- [SOURCE TEXT]:
+ + + +

Okay, but then why bother doing all the signing and calculation at one server?
> 
>> I do not took a look at the algorithm, yet, but the idea is to prorise
>> mirror servers located near the client, assuming that geographic
>> distance correlates with network distance today (not sure if that is
>> correct anyway, but it is definitely better than in the 90s).
> 
> It puts everything in the same country to the top and all the rest to
> the bottom.
> 
> It correlates, but that is it. We should have a list of countries
> nearby an other one. It would make sense to group them together by
> continent, etc. But that is for somewhere else.
Yes, but it sounds easy to implement:

1. Determine my public IP address.
2. Determine country for that IP.
3. Which countries are near mine?
4. Determine preferred mirror servers from these countries.

Am I missing something here?
> 
> Basically the client has no way to measure "distance" or "speed". And I
> do not think it is right to implement this in the client. Just a GeoIP
> lookup requires to resolve DNS for all mirrors and then perform the
> database lookup. That takes a long time and I do not see why this is
> much better than the server-side approach.
True, we need DNS and GeoIP/libloc database lookups here, but these information
can be safely cached for N days. After that, the lookup procedure is repeated.

I do not consider these lookups to be too bandwith-consuming or else if
we do not perform them every time.

+ + + +

- [DATASET CONTENT]:

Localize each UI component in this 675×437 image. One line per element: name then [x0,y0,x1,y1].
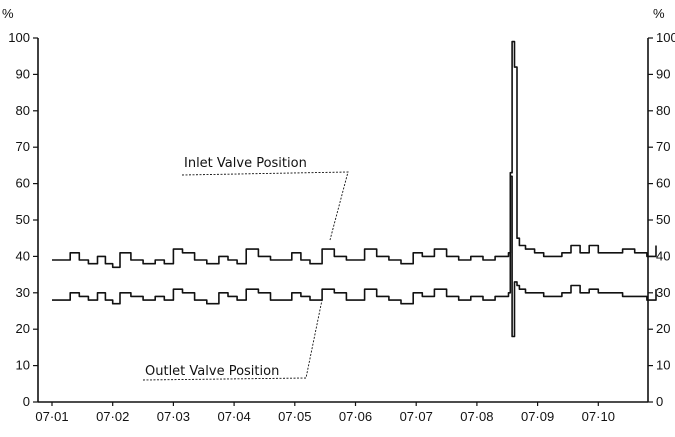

+ + + +

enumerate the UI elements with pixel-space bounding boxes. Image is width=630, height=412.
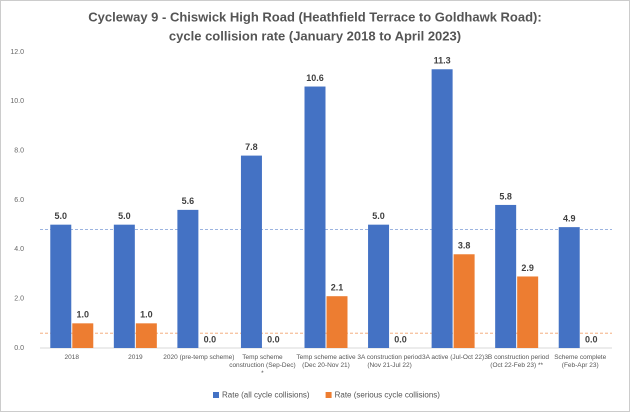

+ + + +

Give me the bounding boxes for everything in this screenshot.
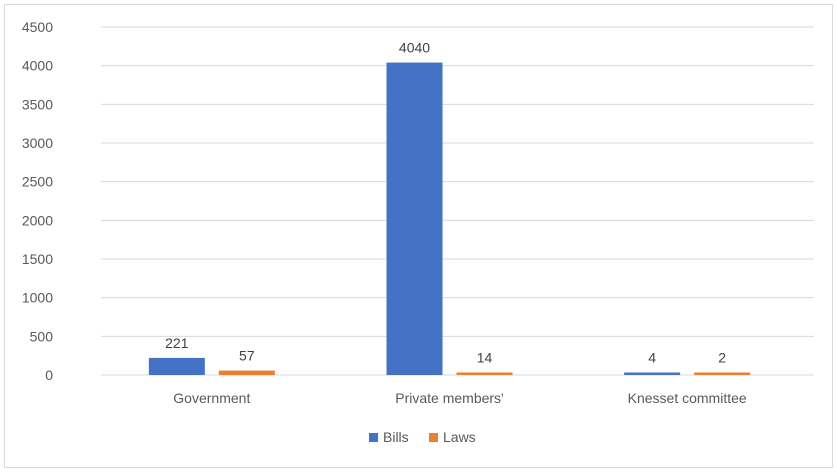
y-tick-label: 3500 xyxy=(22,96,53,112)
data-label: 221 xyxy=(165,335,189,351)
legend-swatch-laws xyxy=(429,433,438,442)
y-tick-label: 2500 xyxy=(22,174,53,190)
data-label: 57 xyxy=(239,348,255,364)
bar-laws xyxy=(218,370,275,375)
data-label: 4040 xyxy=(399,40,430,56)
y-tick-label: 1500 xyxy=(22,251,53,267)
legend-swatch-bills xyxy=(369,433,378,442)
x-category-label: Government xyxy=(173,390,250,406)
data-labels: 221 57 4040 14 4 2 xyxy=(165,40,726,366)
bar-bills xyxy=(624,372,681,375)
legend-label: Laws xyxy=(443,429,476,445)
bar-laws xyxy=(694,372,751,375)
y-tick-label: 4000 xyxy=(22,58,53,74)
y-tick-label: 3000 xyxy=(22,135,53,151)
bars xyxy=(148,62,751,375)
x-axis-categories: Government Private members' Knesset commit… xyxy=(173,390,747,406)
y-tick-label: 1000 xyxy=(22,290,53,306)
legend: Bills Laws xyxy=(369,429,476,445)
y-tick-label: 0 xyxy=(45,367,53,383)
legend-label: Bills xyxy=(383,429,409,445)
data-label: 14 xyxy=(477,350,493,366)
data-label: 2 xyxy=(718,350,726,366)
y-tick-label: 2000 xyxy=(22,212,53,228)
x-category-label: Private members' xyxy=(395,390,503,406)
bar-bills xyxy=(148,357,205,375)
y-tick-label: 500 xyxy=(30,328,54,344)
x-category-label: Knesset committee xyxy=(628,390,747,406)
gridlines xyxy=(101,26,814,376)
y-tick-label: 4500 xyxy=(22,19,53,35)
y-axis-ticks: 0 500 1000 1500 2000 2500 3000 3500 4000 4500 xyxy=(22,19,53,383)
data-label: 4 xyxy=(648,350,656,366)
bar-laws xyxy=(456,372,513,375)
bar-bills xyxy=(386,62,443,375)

+ + + +

- [TASK INSTRUCTIONS]:
A. From the discussion of mirror server selection, write out the passage that begins with "1. Determine my" and ends with "procedure is repeated.".
B. Continue the discussion of mirror server selection past its last sentence.

- [RESPONSES FOR EACH TASK]:
A.
1. Determine my public IP address.
2. Determine country for that IP.
3. Which countries are near mine?
4. Determine preferred mirror servers from these countries.

Am I missing something here?
> 
> Basically the client has no way to measure "distance" or "speed". And I
> do not think it is right to implement this in the client. Just a GeoIP
> lookup requires to resolve DNS for all mirrors and then perform the
> database lookup. That takes a long time and I do not see why this is
> much better than the server-side approach.
True, we need DNS and GeoIP/libloc database lookups here, but these information
can be safely cached for N days. After that, the lookup procedure is repeated.

B.
> 
>> The only problem here is to determine which public IP a client has. But
>> there are ways to work around this, and in the end, we'll probably solve
>> most of the issues (especially dealing with signature expire times) you
>> mentioned.
> 
> Determining the public IP is a huge problem. See ddns.
Yes (carrier grade NAT, and so on). But most systems will have a public
IP on RED because they manage PPPoE dialin. If not, why not letting them
look up as they do with DDNS? In case that is not possible, clients are
still able to fall back to no mirror preference and just pick them randomly.
> 
>> Any thoughts? :-)
> 
> Yeah, you didn't convince me by assuring that there will be a solution.
> This can be implemented. But is this worth the work and creating a much
> more complex system to solve a problem only half-way?
Maybe we should split up this discussion:
(a) I assume we agree for the privacy and security aspects
(HTTPS only and maybe Tor services) in general.
(b) Signed mirror list: Yes, but using a local mirror must be possible - which
simply overrides the list but that is all right since the user requested to do
so - and it is not a magic bullet.
(c) Individual mirror lists vs. one-size-fits-all: Both ideas have their pros
and cons: If we introduce mirror lists generated for each client individually,
we have a bottleneck (signing?) and a SPOF. Further, some persons like me might
argue that this leaks IPs since all clients must connect to a central server.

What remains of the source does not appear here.